■ GIVEN REQUEST ■
With the pictures omitted, write out the entries that follow exactly as they stand.

■ MATERIAL ■
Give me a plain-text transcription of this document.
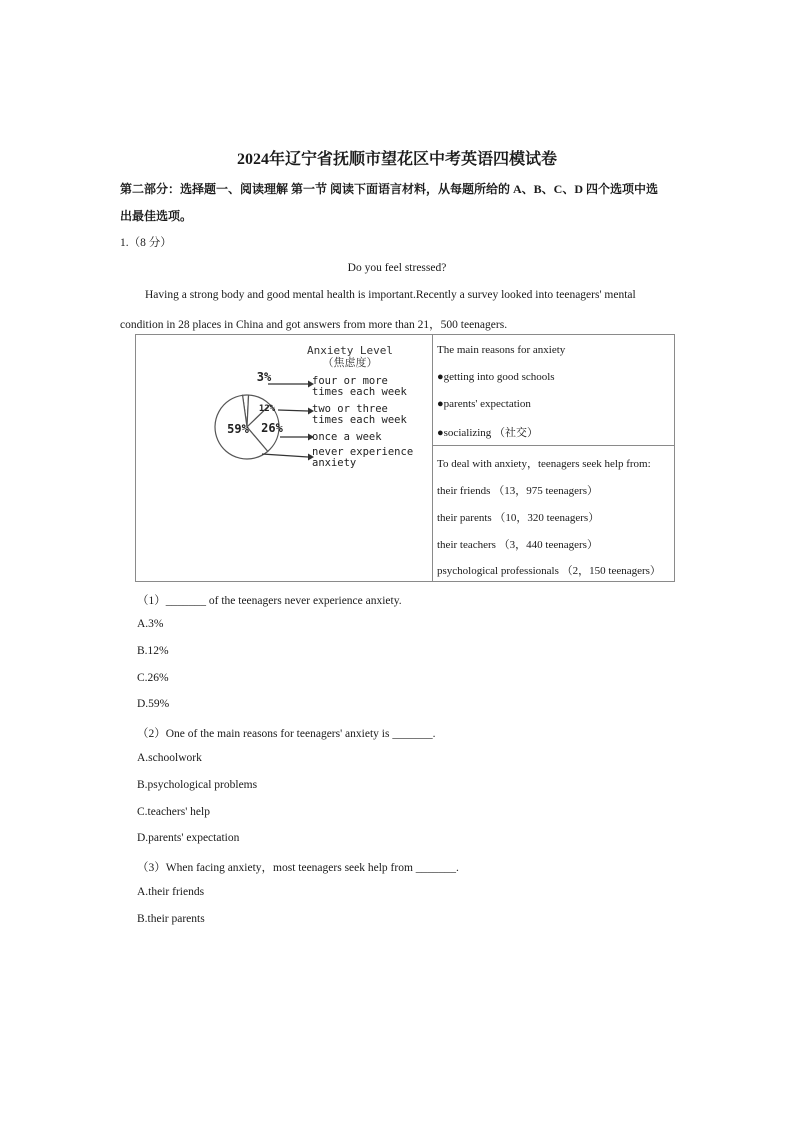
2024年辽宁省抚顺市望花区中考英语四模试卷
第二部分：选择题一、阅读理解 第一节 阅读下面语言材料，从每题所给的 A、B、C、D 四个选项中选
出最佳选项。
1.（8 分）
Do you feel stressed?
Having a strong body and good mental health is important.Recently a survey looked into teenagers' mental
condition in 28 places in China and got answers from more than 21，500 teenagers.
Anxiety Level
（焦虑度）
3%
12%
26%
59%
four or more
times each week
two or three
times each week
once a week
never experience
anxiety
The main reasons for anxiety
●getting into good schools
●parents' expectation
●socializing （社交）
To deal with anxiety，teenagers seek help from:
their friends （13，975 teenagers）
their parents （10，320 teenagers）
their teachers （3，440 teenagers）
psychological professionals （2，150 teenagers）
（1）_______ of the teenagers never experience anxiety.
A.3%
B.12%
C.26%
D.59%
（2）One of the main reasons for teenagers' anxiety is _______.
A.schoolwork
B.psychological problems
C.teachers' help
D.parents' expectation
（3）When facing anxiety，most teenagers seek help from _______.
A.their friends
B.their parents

■ EXPECTED ANSWER ■
Give me a plain-text transcription of this document.
2024年辽宁省抚顺市望花区中考英语四模试卷
第二部分：选择题一、阅读理解 第一节 阅读下面语言材料，从每题所给的 A、B、C、D 四个选项中选
出最佳选项。
1.（8 分）
Do you feel stressed?
Having a strong body and good mental health is important.Recently a survey looked into teenagers' mental
condition in 28 places in China and got answers from more than 21，500 teenagers.
Anxiety Level
（焦虑度）
3%
12%
26%
59%
four or more
times each week
two or three
times each week
once a week
never experience
anxiety
The main reasons for anxiety
●getting into good schools
●parents' expectation
●socializing （社交）
To deal with anxiety，teenagers seek help from:
their friends （13，975 teenagers）
their parents （10，320 teenagers）
their teachers （3，440 teenagers）
psychological professionals （2，150 teenagers）
（1）_______ of the teenagers never experience anxiety.
A.3%
B.12%
C.26%
D.59%
（2）One of the main reasons for teenagers' anxiety is _______.
A.schoolwork
B.psychological problems
C.teachers' help
D.parents' expectation
（3）When facing anxiety，most teenagers seek help from _______.
A.their friends
B.their parents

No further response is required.